A mesure qu’il approche de la ligne d’arrivée, François Gabart semble perdre une part de son insouciance des premières semaines de course. Passer progressivement du statut d’outsider à celui de favori désigné n’est pas forcément la plus simple des mues. On imagine bien que, pour le skipper de MACIF, les quelques jours à venir ne seront pas forcément les plus agréables, entre la perspective de plus en plus crédible d’une victoire et la hantise du grain de sable qui viendrait perturber la belle mécanique. D’autant qu’Armel Le Cléac’h (Banque Populaire), lancé à ses trousses, n’a pas la réputation de renoncer facilement. Si la moindre opportunité se présente, nul doute que le navigateur de Saint-Pol de Léon la saisira. Encore faut-il que François Gabart laisse une ouverture. Quelle que soit l’issue du duel, les deux navigateurs peuvent déjà se dire qu’ils ont réalisé une course d’exception, imprimant un rythme inédit sur ce tour du monde : une manière de faire baisser la pression qui ne manquera pas de tomber sur leurs épaules dans les prochains jours.
A l’approche des Açores, la situation est toujours aussi complexe. La barrière anticyclonique est particulièrement délicate à négocier et peut encore relancer la donne. A surveiller pourtant, un petit front, issu des basses pressions de Terre-Neuve, qui pourrait ouvrir un chemin au travers des hautes pressions. En contournant l’archipel par l’ouest, les premiers pourraient espérer récupérer ensuite un flux perturbé jusqu’à l’arrivée. Autant dire que les deux leaders vont observer l’évolution des cartes isobariques et des fichiers de vent avec une attention particulière.
Jean-Pierre Dick (Virbac-Paprec 3) et Alex Thomson (Hugo Boss) semblent devoir échapper au sort qui affectait parfois les navires négriers qui pouvaient rester englués plusieurs jours durant dans le pot au noir. Les cumulonimbus les ont relativement épargnés, même si Jean-Pierre est resté bloqué plus de trois heures durant, la nuit dernière, sous un grain chargé de pluie. Pour ces deux-là aussi, l’avenir est incertain. Alex peut d’ores et déjà avoir la satisfaction d’avoir résisté, avec un monocoque d’ancienne génération, à l’offensive des derniers-nés du groupe d’architectes Verdier-VPLP. Jean-Pierre, victime de soucis techniques à répétition sur ses hooks et drisses de voiles d’avant, n’en oublie pas néanmoins les bonheurs que ce tour du monde lui a offerts. Amoureux convaincu de la nature et des grands espaces, il garde en mémoire certaines lumières d’exception, la faune du grand sud et des paysages d’autant plus magiques qu’ils sont rares.

▶ [ENTRÉES FOURNIES]
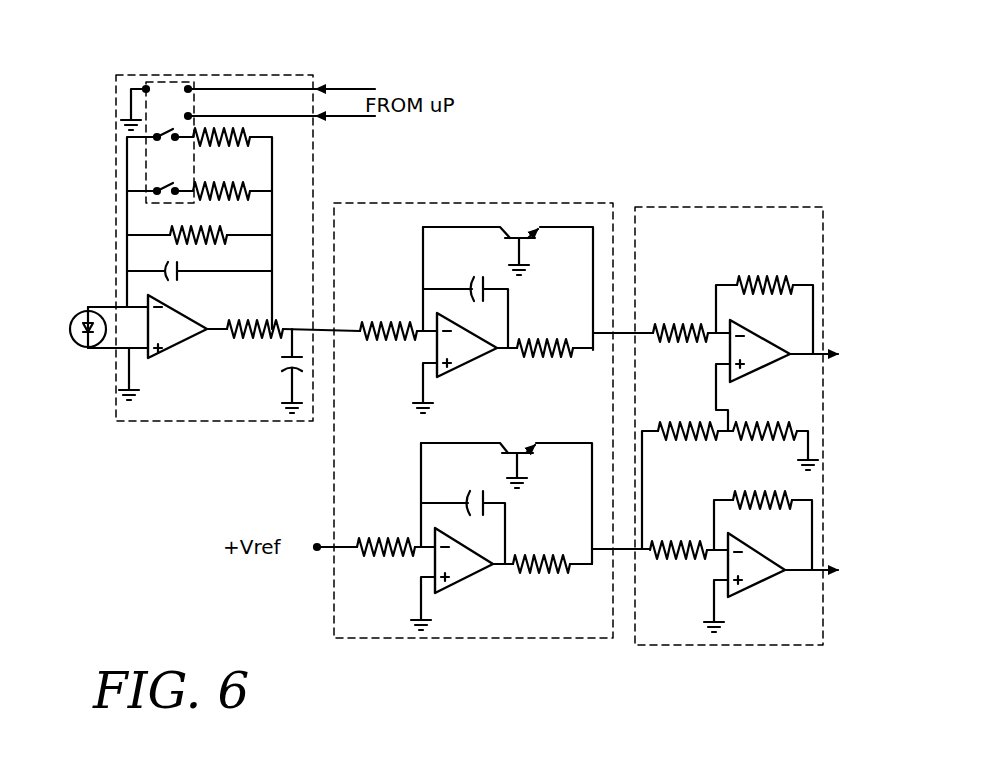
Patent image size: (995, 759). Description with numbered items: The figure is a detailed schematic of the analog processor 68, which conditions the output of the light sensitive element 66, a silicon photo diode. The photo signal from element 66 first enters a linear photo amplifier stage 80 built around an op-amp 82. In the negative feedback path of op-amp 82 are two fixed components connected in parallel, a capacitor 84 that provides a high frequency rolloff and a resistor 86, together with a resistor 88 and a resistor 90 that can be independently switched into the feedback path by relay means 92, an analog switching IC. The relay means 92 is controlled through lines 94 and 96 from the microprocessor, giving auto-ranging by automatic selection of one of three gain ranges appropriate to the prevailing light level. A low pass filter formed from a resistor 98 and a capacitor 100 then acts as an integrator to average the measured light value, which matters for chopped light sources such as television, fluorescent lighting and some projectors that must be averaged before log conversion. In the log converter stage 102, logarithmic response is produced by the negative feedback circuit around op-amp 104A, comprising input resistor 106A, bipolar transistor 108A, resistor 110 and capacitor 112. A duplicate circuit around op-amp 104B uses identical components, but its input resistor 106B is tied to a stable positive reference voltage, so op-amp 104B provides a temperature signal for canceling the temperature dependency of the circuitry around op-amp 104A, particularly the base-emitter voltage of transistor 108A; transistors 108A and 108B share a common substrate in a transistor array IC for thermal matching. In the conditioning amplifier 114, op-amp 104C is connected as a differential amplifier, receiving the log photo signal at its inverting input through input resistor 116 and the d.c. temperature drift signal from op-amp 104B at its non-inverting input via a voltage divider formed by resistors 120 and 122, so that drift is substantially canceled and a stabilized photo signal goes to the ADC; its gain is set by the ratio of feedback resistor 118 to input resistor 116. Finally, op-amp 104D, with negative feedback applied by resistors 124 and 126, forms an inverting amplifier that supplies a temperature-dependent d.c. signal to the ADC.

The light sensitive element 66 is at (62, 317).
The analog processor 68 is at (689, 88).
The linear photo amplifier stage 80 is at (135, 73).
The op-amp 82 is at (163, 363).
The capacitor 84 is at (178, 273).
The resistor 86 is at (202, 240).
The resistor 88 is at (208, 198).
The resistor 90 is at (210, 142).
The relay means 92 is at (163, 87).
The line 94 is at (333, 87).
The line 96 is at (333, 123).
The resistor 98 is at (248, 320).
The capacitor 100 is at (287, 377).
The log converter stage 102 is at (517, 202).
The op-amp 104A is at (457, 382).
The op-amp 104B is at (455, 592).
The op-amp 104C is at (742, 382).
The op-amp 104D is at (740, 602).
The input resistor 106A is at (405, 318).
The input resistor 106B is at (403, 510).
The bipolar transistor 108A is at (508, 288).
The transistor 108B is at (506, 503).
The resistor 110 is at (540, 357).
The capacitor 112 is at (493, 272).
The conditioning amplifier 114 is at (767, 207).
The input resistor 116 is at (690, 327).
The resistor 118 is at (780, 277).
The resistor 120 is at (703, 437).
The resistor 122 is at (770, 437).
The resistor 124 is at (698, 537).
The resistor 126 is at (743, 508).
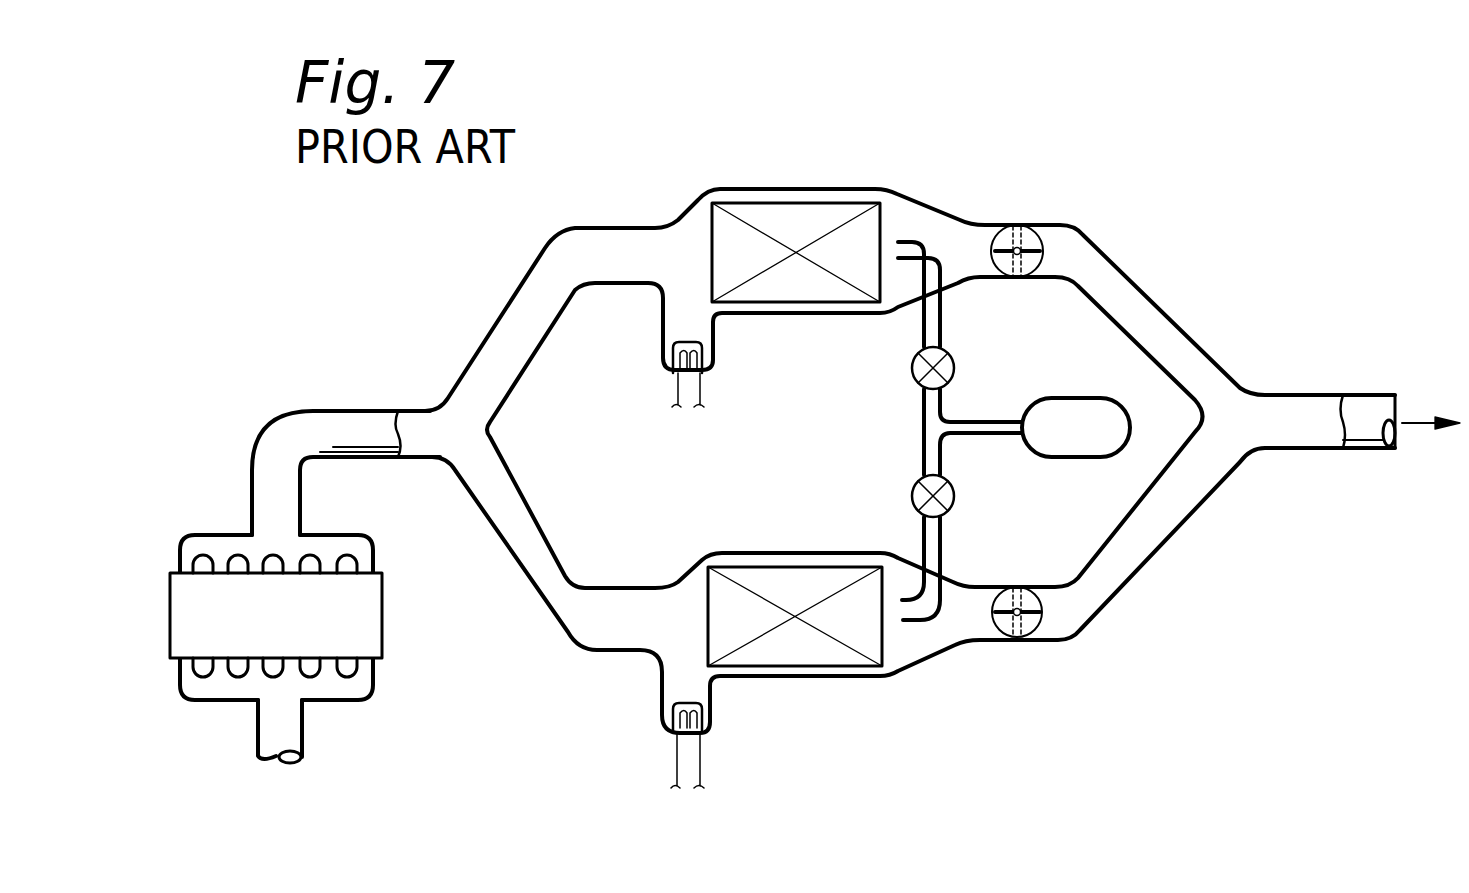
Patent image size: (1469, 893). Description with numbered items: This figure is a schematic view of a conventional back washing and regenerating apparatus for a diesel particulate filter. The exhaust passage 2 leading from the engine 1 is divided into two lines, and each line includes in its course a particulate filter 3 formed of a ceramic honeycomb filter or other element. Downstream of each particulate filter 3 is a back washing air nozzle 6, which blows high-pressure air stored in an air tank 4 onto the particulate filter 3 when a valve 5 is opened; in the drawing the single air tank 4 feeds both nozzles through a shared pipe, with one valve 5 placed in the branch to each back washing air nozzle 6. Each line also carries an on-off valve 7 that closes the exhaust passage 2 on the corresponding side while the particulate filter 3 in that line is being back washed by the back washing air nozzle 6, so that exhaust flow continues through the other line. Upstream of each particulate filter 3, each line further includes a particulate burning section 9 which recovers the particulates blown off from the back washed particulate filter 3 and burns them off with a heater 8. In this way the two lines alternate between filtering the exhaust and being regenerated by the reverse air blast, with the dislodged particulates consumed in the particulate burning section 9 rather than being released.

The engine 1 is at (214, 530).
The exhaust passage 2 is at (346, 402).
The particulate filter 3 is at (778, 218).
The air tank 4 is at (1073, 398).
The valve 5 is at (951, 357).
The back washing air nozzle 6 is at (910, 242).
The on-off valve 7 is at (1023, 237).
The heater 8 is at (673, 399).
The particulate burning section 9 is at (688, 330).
* * *
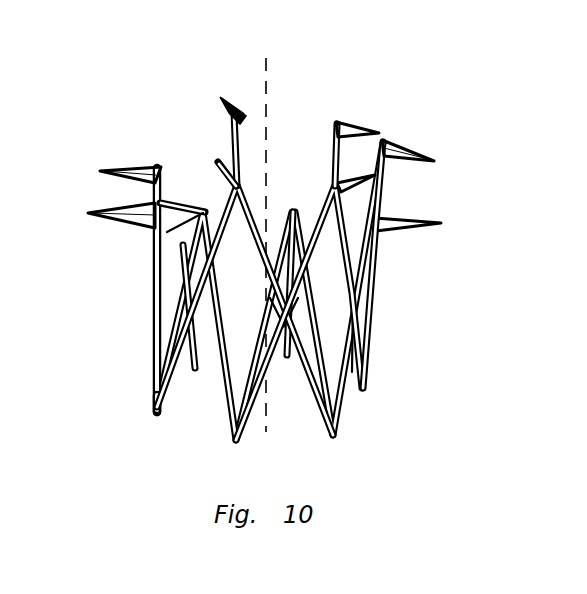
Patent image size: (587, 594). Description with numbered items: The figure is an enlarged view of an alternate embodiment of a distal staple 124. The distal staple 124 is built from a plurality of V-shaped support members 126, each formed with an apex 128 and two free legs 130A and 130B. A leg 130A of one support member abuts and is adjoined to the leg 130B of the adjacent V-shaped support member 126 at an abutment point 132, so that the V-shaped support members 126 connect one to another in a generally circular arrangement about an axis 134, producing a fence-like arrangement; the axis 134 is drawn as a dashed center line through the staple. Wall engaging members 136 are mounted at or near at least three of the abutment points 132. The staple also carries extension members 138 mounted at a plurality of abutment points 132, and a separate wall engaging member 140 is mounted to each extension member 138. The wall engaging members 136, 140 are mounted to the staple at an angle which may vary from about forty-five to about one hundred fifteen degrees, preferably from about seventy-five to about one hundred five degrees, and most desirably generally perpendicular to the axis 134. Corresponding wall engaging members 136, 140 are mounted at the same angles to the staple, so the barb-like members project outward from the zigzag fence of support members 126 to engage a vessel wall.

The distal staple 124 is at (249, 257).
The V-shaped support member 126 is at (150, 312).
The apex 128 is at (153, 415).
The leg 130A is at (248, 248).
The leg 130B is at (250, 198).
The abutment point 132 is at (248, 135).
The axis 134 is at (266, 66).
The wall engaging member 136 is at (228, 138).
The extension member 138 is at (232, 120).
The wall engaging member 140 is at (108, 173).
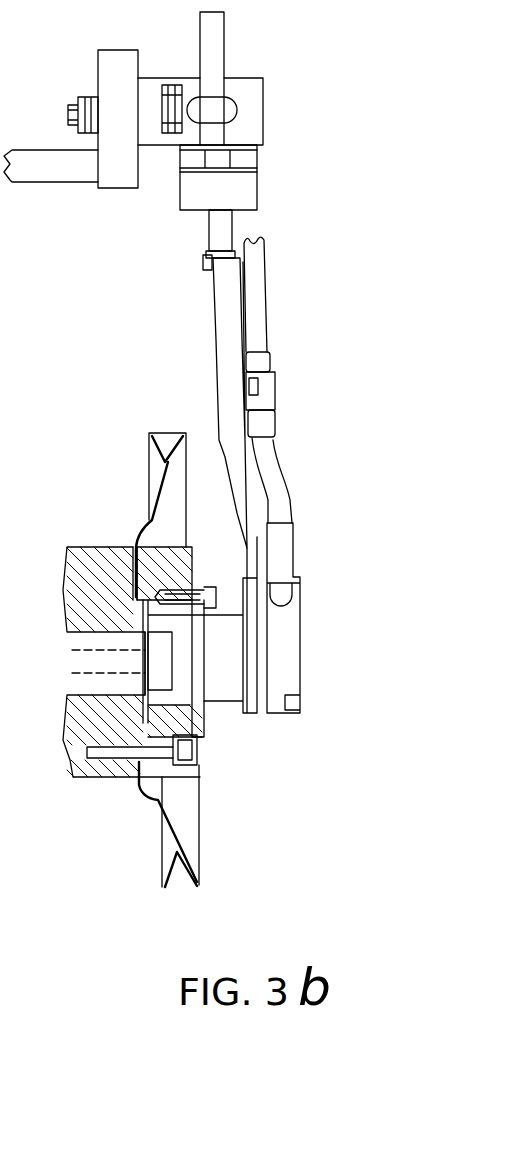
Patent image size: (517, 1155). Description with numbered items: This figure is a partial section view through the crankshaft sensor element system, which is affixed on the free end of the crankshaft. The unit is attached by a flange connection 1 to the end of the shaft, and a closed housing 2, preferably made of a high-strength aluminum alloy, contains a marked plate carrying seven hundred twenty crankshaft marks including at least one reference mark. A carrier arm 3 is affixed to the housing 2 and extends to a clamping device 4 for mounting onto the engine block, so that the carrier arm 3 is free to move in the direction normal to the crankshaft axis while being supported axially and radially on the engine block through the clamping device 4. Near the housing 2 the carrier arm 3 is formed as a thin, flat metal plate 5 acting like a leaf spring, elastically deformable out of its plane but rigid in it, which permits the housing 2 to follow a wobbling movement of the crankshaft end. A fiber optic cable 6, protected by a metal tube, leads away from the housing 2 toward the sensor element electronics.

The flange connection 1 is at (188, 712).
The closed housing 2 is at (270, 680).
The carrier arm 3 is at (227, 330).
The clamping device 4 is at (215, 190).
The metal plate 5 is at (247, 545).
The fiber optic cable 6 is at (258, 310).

▶ [DÉFIS]
1. Répondez à ces questions d'après l'article :
(a) Quel bateau mène Armel Le Cléac'h ?
(b) D'où vient le petit front à surveiller près des Açores ?
(c) Combien de temps Jean-Pierre Dick est-il resté bloqué sous un grain la nuit dernière ?
2. Réécrivez le passage de l'article situé entre « A l’approche des » et « une attention particulière. », inclus, en mettant « l'Islande » à la place de « Terre-Neuve ».
Les entrées n'ont aucun lien avec l'article.

▶ [RÉPONSES]
1.
(a) Banque Populaire.
(b) Des basses pressions de Terre-Neuve.
(c) Plus de trois heures.

2.
A l’approche des Açores, la situation est toujours aussi complexe. La barrière anticyclonique est particulièrement délicate à négocier et peut encore relancer la donne. A surveiller pourtant, un petit front, issu des basses pressions de l'Islande, qui pourrait ouvrir un chemin au travers des hautes pressions. En contournant l’archipel par l’ouest, les premiers pourraient espérer récupérer ensuite un flux perturbé jusqu’à l’arrivée. Autant dire que les deux leaders vont observer l’évolution des cartes isobariques et des fichiers de vent avec une attention particulière.